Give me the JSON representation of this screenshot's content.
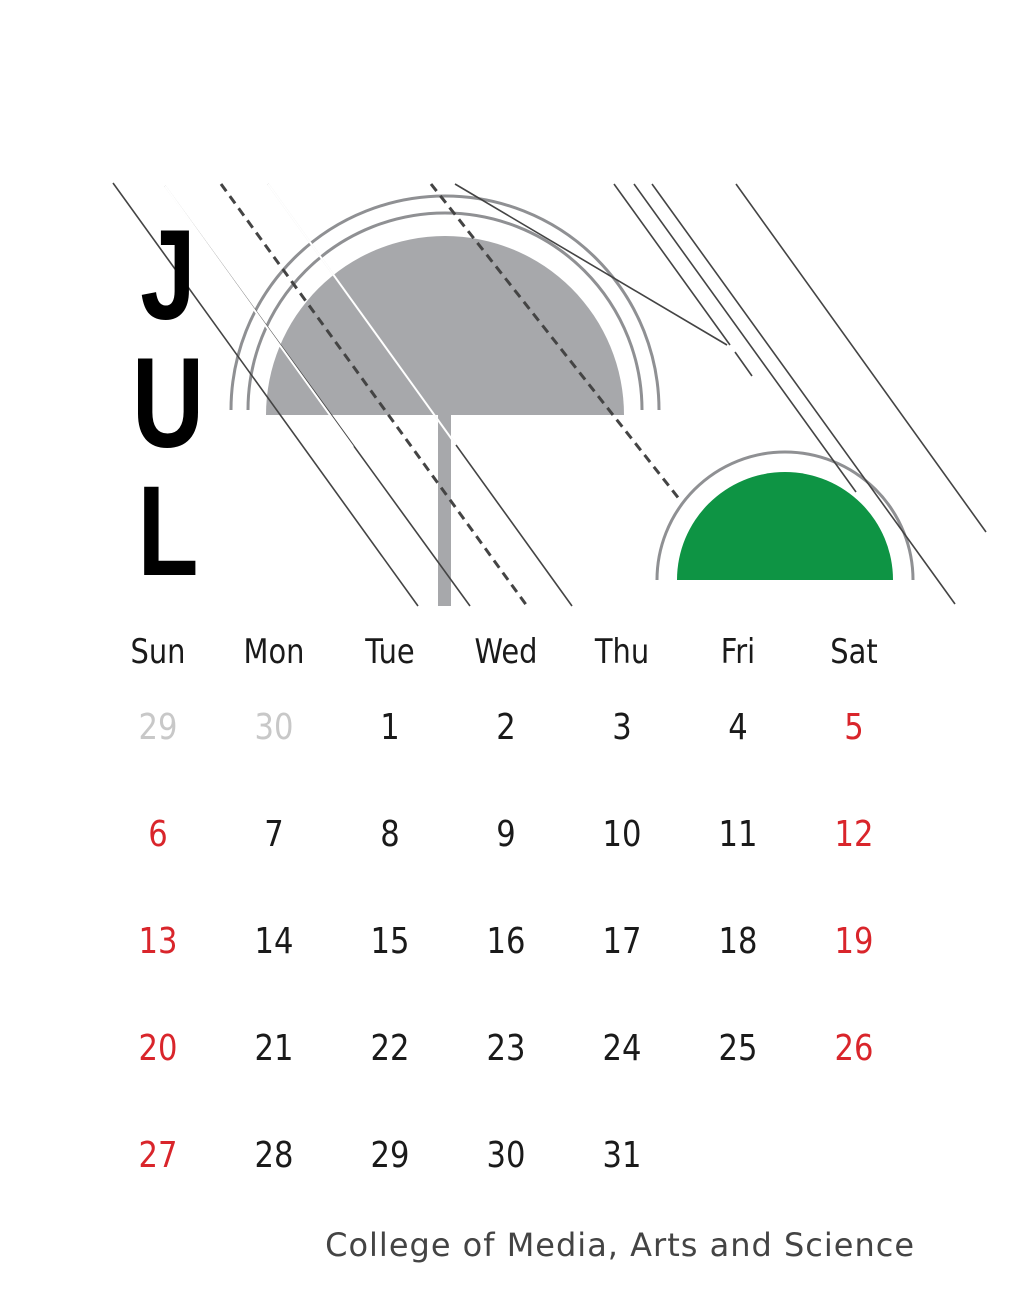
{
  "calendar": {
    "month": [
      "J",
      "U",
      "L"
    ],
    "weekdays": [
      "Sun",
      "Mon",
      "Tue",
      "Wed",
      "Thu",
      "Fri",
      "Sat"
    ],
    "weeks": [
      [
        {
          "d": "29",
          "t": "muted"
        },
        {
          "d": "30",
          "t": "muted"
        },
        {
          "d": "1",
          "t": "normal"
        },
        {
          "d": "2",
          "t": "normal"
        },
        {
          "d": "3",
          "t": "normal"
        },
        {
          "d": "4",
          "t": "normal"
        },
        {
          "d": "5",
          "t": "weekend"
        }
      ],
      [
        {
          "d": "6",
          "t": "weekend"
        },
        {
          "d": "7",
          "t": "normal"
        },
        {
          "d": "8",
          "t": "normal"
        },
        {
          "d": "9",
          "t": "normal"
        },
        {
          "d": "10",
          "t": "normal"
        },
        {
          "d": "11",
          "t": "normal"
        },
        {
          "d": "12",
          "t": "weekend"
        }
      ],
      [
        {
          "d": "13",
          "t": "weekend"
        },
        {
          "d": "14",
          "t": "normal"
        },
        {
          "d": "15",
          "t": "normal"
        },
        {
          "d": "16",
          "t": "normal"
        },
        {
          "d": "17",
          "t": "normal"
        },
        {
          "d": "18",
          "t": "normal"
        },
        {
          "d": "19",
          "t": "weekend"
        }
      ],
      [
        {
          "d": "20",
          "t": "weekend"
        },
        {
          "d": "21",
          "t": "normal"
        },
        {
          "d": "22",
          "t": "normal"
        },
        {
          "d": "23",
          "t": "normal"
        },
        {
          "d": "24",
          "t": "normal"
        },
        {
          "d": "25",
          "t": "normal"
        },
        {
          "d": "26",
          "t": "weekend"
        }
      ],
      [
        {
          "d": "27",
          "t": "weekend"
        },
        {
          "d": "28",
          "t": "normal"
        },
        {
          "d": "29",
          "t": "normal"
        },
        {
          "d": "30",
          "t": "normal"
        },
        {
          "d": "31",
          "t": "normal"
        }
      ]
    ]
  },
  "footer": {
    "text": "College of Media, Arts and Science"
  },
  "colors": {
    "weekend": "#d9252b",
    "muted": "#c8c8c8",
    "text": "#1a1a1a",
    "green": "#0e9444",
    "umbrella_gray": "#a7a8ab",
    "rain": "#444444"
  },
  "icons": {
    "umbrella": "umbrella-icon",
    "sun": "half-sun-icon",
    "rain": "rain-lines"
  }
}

> Exercise description
Reproduce the material in full, word for word, and omit the pictures.

> Solved exercise
Give me the JSON representation of this screenshot's content.
{
  "calendar": {
    "month": [
      "J",
      "U",
      "L"
    ],
    "weekdays": [
      "Sun",
      "Mon",
      "Tue",
      "Wed",
      "Thu",
      "Fri",
      "Sat"
    ],
    "weeks": [
      [
        {
          "d": "29",
          "t": "muted"
        },
        {
          "d": "30",
          "t": "muted"
        },
        {
          "d": "1",
          "t": "normal"
        },
        {
          "d": "2",
          "t": "normal"
        },
        {
          "d": "3",
          "t": "normal"
        },
        {
          "d": "4",
          "t": "normal"
        },
        {
          "d": "5",
          "t": "weekend"
        }
      ],
      [
        {
          "d": "6",
          "t": "weekend"
        },
        {
          "d": "7",
          "t": "normal"
        },
        {
          "d": "8",
          "t": "normal"
        },
        {
          "d": "9",
          "t": "normal"
        },
        {
          "d": "10",
          "t": "normal"
        },
        {
          "d": "11",
          "t": "normal"
        },
        {
          "d": "12",
          "t": "weekend"
        }
      ],
      [
        {
          "d": "13",
          "t": "weekend"
        },
        {
          "d": "14",
          "t": "normal"
        },
        {
          "d": "15",
          "t": "normal"
        },
        {
          "d": "16",
          "t": "normal"
        },
        {
          "d": "17",
          "t": "normal"
        },
        {
          "d": "18",
          "t": "normal"
        },
        {
          "d": "19",
          "t": "weekend"
        }
      ],
      [
        {
          "d": "20",
          "t": "weekend"
        },
        {
          "d": "21",
          "t": "normal"
        },
        {
          "d": "22",
          "t": "normal"
        },
        {
          "d": "23",
          "t": "normal"
        },
        {
          "d": "24",
          "t": "normal"
        },
        {
          "d": "25",
          "t": "normal"
        },
        {
          "d": "26",
          "t": "weekend"
        }
      ],
      [
        {
          "d": "27",
          "t": "weekend"
        },
        {
          "d": "28",
          "t": "normal"
        },
        {
          "d": "29",
          "t": "normal"
        },
        {
          "d": "30",
          "t": "normal"
        },
        {
          "d": "31",
          "t": "normal"
        }
      ]
    ]
  },
  "footer": {
    "text": "College of Media, Arts and Science"
  },
  "colors": {
    "weekend": "#d9252b",
    "muted": "#c8c8c8",
    "text": "#1a1a1a",
    "green": "#0e9444",
    "umbrella_gray": "#a7a8ab",
    "rain": "#444444"
  },
  "icons": {
    "umbrella": "umbrella-icon",
    "sun": "half-sun-icon",
    "rain": "rain-lines"
  }
}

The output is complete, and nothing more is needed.